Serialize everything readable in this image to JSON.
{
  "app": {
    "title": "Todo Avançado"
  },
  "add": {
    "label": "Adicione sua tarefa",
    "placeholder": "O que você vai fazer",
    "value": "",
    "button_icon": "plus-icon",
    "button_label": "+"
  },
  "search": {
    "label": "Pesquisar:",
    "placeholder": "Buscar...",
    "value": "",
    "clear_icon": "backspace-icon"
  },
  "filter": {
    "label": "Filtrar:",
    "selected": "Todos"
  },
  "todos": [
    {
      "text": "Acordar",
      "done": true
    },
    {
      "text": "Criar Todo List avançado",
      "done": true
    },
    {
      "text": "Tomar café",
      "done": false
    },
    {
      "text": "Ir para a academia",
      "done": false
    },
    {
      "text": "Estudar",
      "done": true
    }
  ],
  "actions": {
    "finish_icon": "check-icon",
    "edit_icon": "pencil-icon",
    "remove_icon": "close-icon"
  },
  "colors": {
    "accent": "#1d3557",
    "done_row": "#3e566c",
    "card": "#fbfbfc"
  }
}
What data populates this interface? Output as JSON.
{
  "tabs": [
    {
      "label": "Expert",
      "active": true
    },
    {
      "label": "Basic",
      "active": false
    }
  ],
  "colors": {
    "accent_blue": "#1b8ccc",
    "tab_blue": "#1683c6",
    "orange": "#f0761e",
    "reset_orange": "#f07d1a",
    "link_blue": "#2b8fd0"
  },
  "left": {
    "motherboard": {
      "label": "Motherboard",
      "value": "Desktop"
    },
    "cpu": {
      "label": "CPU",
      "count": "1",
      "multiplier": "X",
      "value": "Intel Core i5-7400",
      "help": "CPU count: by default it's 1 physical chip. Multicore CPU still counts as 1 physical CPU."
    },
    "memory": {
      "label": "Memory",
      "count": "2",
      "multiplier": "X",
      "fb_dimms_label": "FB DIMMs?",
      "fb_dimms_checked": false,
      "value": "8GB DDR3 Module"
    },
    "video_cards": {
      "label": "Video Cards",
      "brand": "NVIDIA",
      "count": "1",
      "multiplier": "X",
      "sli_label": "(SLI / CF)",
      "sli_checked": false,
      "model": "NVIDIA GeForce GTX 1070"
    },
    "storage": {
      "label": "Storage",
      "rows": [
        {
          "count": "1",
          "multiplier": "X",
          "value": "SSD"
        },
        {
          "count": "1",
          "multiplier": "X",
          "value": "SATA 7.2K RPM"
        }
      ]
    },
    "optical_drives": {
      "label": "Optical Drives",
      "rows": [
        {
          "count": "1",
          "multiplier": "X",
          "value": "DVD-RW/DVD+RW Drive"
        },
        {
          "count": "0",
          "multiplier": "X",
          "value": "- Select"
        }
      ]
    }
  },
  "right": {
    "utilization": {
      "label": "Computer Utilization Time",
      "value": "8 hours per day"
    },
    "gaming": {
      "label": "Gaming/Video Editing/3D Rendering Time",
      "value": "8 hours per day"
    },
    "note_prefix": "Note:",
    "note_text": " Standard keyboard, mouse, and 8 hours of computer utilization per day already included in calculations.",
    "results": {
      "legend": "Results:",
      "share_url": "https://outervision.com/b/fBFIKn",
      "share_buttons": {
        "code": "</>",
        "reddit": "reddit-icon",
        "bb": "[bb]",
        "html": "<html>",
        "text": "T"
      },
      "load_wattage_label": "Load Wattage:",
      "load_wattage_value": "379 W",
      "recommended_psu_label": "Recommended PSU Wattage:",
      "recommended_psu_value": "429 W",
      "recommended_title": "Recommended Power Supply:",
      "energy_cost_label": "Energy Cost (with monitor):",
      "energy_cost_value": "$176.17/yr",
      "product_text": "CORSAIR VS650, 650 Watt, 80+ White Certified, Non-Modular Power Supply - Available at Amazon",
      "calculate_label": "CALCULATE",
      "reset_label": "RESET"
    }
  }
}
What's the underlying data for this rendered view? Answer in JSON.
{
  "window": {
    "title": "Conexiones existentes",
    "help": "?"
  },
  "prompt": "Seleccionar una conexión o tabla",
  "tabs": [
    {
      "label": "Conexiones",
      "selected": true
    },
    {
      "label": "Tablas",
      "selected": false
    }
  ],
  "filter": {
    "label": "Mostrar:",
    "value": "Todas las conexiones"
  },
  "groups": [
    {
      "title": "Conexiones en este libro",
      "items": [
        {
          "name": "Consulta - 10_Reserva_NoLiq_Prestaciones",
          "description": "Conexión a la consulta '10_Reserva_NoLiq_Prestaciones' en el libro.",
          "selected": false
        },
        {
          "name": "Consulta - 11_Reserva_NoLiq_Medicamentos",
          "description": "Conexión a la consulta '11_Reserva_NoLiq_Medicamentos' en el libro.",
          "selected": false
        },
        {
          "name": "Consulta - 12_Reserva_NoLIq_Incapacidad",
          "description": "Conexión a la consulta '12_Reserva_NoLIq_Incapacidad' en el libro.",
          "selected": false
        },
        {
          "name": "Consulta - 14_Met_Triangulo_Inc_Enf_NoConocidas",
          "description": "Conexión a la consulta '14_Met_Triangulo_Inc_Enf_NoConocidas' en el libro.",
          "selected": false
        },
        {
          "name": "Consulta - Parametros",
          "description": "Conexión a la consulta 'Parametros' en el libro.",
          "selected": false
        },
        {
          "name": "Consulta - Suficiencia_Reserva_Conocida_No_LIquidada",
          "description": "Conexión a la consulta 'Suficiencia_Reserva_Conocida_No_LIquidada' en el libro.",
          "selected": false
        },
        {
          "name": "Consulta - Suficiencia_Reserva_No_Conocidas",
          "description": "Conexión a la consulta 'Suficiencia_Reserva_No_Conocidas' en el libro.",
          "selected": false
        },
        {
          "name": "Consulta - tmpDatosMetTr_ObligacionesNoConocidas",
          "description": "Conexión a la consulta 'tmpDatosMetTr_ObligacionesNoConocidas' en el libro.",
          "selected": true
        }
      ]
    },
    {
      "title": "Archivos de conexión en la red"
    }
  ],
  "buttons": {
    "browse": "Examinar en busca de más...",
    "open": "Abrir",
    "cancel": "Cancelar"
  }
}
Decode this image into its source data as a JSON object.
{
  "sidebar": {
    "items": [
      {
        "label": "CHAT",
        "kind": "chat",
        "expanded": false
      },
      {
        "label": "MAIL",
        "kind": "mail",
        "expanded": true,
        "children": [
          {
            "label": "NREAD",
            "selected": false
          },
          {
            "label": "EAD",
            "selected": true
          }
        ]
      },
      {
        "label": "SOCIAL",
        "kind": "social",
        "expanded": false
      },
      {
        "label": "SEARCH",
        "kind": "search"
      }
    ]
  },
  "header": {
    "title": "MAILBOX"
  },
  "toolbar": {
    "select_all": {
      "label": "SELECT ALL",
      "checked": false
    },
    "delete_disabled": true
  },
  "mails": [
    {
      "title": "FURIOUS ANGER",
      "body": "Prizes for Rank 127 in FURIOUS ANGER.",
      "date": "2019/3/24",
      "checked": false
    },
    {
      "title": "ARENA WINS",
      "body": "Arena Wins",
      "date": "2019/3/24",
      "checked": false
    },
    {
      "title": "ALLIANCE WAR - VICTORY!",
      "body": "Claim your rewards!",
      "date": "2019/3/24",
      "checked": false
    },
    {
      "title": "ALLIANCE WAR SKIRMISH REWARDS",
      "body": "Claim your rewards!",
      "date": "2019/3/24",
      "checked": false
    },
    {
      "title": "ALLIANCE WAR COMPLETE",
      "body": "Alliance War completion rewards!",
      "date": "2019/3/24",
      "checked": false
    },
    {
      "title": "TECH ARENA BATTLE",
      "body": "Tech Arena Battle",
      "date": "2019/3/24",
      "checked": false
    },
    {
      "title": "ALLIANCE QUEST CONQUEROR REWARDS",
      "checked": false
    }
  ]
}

__Required work__:
The lines to reproduce run from the line containing "Decode this image" to the end of the listing; write them out exactly and add nothing.

__Solution to this exercise__:
Decode this image into its source data as a JSON object.
{
  "sidebar": {
    "items": [
      {
        "label": "CHAT",
        "kind": "chat",
        "expanded": false
      },
      {
        "label": "MAIL",
        "kind": "mail",
        "expanded": true,
        "children": [
          {
            "label": "NREAD",
            "selected": false
          },
          {
            "label": "EAD",
            "selected": true
          }
        ]
      },
      {
        "label": "SOCIAL",
        "kind": "social",
        "expanded": false
      },
      {
        "label": "SEARCH",
        "kind": "search"
      }
    ]
  },
  "header": {
    "title": "MAILBOX"
  },
  "toolbar": {
    "select_all": {
      "label": "SELECT ALL",
      "checked": false
    },
    "delete_disabled": true
  },
  "mails": [
    {
      "title": "FURIOUS ANGER",
      "body": "Prizes for Rank 127 in FURIOUS ANGER.",
      "date": "2019/3/24",
      "checked": false
    },
    {
      "title": "ARENA WINS",
      "body": "Arena Wins",
      "date": "2019/3/24",
      "checked": false
    },
    {
      "title": "ALLIANCE WAR - VICTORY!",
      "body": "Claim your rewards!",
      "date": "2019/3/24",
      "checked": false
    },
    {
      "title": "ALLIANCE WAR SKIRMISH REWARDS",
      "body": "Claim your rewards!",
      "date": "2019/3/24",
      "checked": false
    },
    {
      "title": "ALLIANCE WAR COMPLETE",
      "body": "Alliance War completion rewards!",
      "date": "2019/3/24",
      "checked": false
    },
    {
      "title": "TECH ARENA BATTLE",
      "body": "Tech Arena Battle",
      "date": "2019/3/24",
      "checked": false
    },
    {
      "title": "ALLIANCE QUEST CONQUEROR REWARDS",
      "checked": false
    }
  ]
}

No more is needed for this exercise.